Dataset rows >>

▬▬▬▬▬▬▬▬▬▬

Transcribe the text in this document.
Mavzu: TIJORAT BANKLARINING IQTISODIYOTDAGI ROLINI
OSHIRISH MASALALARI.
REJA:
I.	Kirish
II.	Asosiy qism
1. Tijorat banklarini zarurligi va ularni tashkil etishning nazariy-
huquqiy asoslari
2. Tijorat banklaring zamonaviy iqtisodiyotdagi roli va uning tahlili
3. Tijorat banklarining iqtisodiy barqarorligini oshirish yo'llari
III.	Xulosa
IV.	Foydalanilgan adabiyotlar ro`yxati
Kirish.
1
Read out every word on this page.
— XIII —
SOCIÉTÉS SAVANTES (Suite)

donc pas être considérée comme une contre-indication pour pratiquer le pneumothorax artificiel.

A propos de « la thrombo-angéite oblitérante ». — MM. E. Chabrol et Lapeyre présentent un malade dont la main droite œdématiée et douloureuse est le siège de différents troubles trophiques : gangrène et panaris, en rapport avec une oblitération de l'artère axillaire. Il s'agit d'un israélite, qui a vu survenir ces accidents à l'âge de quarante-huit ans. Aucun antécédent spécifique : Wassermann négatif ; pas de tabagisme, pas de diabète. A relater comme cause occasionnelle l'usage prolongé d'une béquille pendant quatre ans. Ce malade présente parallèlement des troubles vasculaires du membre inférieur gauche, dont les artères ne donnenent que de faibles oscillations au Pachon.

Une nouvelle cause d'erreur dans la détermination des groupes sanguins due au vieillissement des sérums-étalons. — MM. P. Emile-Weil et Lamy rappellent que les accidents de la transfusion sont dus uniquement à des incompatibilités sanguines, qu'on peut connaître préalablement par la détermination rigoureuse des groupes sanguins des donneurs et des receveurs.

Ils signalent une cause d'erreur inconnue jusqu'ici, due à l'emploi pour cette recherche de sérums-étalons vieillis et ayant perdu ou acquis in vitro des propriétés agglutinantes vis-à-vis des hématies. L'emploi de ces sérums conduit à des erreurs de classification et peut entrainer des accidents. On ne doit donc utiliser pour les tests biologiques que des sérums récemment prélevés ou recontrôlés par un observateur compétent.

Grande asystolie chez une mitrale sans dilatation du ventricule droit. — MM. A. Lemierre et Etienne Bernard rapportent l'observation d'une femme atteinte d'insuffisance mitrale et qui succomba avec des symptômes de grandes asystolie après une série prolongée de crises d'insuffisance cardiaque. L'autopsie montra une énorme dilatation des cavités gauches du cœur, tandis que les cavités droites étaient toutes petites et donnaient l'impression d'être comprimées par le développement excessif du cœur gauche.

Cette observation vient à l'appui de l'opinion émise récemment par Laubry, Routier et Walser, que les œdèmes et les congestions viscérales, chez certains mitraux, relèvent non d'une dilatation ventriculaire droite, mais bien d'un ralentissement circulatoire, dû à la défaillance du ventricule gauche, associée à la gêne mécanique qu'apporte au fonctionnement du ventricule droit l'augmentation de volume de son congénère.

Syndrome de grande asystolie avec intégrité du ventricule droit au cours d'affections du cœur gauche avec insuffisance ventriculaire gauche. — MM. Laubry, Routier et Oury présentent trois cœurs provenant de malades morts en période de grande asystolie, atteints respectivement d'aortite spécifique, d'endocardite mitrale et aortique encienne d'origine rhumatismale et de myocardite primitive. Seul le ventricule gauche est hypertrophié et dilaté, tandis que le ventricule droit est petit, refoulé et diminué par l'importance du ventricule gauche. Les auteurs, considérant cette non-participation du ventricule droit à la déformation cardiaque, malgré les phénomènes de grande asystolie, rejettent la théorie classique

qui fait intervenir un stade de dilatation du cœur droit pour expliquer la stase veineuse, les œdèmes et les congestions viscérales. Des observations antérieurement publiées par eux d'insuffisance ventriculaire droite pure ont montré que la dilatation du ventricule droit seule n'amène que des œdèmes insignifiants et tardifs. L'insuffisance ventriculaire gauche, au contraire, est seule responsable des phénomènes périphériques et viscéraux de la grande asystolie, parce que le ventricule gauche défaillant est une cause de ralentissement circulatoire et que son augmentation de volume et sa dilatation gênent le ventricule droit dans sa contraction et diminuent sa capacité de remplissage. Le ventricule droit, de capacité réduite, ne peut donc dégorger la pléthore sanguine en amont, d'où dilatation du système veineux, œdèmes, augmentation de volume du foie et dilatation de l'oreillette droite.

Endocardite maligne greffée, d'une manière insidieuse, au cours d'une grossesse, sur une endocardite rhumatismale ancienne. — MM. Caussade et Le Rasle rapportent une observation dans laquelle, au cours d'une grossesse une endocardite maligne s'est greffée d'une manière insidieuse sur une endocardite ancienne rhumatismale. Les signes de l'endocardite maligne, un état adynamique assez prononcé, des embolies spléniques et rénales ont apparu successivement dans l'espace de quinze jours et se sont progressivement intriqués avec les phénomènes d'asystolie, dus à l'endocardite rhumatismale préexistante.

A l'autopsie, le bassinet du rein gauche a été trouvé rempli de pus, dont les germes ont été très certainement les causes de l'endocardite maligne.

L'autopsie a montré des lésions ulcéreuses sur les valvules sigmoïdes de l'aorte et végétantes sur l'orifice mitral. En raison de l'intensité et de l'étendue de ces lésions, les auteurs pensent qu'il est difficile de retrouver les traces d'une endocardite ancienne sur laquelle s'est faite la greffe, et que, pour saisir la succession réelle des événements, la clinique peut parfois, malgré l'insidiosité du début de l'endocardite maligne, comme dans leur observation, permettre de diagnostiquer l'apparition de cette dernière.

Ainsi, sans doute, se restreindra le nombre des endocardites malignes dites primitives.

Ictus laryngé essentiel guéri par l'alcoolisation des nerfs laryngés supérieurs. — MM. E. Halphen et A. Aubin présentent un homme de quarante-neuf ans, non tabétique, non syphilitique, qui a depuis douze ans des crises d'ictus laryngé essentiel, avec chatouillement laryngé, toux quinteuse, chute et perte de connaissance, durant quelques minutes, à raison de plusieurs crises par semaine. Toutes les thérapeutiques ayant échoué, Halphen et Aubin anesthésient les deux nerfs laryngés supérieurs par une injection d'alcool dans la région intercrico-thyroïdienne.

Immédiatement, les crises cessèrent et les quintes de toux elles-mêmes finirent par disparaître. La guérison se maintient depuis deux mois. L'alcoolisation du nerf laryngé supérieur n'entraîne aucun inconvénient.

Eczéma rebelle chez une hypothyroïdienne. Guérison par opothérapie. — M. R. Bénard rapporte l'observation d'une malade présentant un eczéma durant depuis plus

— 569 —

▬▬▬▬▬▬▬▬▬▬

Problem >> Among the entries above, how many lines hold the string "sans"? Give the number by itself.

In response >> 2